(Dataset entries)
---*---
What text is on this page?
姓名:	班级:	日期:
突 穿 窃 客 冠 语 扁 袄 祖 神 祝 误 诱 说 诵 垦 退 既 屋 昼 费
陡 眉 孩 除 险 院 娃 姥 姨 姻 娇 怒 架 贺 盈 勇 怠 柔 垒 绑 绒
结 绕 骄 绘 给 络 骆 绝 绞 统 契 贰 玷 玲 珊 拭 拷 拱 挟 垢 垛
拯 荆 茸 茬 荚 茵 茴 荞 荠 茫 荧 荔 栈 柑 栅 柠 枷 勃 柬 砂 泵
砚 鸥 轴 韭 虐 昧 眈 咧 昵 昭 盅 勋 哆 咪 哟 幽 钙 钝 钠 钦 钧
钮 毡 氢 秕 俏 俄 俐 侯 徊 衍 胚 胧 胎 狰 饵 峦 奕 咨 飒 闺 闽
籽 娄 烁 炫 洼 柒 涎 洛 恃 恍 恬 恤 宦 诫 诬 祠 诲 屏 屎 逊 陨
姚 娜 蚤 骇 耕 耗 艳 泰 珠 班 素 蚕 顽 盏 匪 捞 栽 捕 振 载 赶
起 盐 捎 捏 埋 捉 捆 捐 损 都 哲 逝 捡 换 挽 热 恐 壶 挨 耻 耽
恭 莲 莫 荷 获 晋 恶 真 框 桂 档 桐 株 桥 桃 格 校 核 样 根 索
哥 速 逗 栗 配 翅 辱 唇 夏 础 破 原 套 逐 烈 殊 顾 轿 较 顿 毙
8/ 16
---*---
- _REQUIREMENTS_:
Give a word-for-word copy of the records.

- _FULL RESPONSE_:
What text is on this page?
姓名:	班级:	日期:
突 穿 窃 客 冠 语 扁 袄 祖 神 祝 误 诱 说 诵 垦 退 既 屋 昼 费
陡 眉 孩 除 险 院 娃 姥 姨 姻 娇 怒 架 贺 盈 勇 怠 柔 垒 绑 绒
结 绕 骄 绘 给 络 骆 绝 绞 统 契 贰 玷 玲 珊 拭 拷 拱 挟 垢 垛
拯 荆 茸 茬 荚 茵 茴 荞 荠 茫 荧 荔 栈 柑 栅 柠 枷 勃 柬 砂 泵
砚 鸥 轴 韭 虐 昧 眈 咧 昵 昭 盅 勋 哆 咪 哟 幽 钙 钝 钠 钦 钧
钮 毡 氢 秕 俏 俄 俐 侯 徊 衍 胚 胧 胎 狰 饵 峦 奕 咨 飒 闺 闽
籽 娄 烁 炫 洼 柒 涎 洛 恃 恍 恬 恤 宦 诫 诬 祠 诲 屏 屎 逊 陨
姚 娜 蚤 骇 耕 耗 艳 泰 珠 班 素 蚕 顽 盏 匪 捞 栽 捕 振 载 赶
起 盐 捎 捏 埋 捉 捆 捐 损 都 哲 逝 捡 换 挽 热 恐 壶 挨 耻 耽
恭 莲 莫 荷 获 晋 恶 真 框 桂 档 桐 株 桥 桃 格 校 核 样 根 索
哥 速 逗 栗 配 翅 辱 唇 夏 础 破 原 套 逐 烈 殊 顾 轿 较 顿 毙
8/ 16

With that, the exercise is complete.